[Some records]
-- begin --

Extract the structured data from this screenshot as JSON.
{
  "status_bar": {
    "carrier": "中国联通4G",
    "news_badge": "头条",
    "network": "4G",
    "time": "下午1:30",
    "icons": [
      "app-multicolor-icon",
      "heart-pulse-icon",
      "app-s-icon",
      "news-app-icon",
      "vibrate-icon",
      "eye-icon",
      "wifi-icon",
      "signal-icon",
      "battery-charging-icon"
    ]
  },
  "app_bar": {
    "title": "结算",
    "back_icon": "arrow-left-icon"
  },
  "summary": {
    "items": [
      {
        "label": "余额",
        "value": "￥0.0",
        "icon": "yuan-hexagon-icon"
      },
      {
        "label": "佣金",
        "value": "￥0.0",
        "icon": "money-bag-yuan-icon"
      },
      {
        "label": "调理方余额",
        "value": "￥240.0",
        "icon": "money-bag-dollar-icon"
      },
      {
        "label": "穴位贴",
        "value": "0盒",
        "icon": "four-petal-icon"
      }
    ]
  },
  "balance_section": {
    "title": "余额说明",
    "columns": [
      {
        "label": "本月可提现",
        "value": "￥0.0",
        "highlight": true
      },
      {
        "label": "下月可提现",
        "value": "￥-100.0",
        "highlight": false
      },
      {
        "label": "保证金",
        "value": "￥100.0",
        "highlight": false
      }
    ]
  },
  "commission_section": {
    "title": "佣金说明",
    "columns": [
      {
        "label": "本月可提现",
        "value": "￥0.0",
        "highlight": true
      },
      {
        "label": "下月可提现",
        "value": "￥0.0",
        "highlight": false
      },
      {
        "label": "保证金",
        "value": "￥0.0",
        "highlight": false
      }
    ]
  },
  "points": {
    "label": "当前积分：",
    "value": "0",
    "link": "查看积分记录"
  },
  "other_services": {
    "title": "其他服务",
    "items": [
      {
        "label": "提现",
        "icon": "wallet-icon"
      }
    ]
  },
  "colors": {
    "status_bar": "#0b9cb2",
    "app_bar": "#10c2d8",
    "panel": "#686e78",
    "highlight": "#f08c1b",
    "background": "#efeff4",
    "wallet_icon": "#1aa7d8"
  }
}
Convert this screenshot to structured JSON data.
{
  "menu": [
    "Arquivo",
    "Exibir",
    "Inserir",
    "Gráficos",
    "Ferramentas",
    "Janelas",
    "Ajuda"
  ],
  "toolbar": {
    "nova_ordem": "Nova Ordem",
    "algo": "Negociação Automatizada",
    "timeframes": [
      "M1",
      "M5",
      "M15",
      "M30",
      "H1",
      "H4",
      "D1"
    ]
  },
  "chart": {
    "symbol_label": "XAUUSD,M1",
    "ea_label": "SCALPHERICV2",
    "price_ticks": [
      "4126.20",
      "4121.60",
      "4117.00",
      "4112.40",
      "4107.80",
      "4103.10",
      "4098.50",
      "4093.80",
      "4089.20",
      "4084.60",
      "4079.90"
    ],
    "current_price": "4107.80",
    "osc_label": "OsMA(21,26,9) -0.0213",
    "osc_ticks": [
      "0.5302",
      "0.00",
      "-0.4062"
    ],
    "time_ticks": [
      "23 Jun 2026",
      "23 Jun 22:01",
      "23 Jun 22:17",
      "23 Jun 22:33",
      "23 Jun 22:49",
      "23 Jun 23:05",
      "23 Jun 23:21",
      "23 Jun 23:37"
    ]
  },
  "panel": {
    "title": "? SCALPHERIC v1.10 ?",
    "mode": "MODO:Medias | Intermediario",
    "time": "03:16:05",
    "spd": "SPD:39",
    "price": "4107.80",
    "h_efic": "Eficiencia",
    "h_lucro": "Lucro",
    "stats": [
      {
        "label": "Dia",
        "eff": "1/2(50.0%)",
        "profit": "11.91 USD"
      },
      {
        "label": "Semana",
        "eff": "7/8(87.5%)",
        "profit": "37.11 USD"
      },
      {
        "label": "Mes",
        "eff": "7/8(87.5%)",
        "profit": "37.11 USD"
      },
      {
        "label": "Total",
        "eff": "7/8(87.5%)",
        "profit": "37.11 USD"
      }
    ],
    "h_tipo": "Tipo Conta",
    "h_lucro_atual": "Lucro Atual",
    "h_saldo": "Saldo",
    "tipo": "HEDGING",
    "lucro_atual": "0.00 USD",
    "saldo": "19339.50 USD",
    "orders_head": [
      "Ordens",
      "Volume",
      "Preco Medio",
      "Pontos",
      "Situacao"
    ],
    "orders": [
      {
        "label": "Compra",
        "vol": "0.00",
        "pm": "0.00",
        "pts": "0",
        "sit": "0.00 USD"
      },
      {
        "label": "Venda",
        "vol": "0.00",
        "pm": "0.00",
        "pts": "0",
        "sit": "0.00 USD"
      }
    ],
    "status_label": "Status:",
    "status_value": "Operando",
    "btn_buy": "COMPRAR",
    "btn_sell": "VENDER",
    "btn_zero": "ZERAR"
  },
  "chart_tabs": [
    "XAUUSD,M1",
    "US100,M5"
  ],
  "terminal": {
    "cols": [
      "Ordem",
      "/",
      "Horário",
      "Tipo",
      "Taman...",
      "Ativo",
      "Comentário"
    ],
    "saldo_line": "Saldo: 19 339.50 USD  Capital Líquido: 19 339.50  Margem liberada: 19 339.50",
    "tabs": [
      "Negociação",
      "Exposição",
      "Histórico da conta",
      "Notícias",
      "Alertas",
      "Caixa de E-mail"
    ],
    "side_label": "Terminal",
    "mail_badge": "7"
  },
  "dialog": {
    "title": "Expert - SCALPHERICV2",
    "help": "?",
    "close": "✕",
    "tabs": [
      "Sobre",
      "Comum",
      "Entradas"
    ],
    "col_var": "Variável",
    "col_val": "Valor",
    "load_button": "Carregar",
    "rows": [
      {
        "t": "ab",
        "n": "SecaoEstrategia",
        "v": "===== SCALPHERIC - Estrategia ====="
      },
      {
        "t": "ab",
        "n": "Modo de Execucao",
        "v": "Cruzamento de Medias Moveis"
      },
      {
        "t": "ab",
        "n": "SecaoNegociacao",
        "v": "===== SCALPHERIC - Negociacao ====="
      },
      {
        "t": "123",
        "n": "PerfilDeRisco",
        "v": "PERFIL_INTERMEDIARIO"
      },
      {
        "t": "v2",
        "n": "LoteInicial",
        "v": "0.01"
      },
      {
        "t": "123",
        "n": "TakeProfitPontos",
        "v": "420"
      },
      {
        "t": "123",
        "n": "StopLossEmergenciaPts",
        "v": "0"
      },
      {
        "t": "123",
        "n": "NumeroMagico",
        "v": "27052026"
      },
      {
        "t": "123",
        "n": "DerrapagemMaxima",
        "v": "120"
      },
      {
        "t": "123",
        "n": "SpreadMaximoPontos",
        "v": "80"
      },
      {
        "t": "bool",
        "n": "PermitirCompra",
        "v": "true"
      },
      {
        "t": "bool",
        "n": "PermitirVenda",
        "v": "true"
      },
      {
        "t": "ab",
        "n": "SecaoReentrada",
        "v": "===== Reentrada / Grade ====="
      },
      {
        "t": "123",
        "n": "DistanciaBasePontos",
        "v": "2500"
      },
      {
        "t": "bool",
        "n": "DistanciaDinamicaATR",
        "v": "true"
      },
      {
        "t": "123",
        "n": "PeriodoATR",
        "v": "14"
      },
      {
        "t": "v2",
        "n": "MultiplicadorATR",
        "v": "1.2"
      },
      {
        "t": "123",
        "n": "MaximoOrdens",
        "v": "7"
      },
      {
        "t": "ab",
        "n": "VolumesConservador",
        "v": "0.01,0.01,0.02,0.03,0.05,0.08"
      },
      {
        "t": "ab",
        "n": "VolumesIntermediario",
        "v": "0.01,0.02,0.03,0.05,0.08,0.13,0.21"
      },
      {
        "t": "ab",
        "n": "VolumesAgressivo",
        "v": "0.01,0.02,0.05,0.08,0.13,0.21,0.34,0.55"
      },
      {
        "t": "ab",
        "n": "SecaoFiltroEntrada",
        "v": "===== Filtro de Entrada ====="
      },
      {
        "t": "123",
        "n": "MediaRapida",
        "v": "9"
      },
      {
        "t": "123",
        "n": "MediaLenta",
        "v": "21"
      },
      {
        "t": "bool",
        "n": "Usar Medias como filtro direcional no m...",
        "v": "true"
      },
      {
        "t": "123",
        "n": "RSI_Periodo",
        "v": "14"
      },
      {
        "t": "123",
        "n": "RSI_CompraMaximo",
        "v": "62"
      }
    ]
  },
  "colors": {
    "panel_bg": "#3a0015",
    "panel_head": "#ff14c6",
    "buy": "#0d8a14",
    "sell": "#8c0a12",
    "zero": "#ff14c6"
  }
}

-- end --

— GIVEN EXERCISE —
How many lines of these entries contain "data"? Answer with the number and nothing else.

— RIGHT ANSWER —
2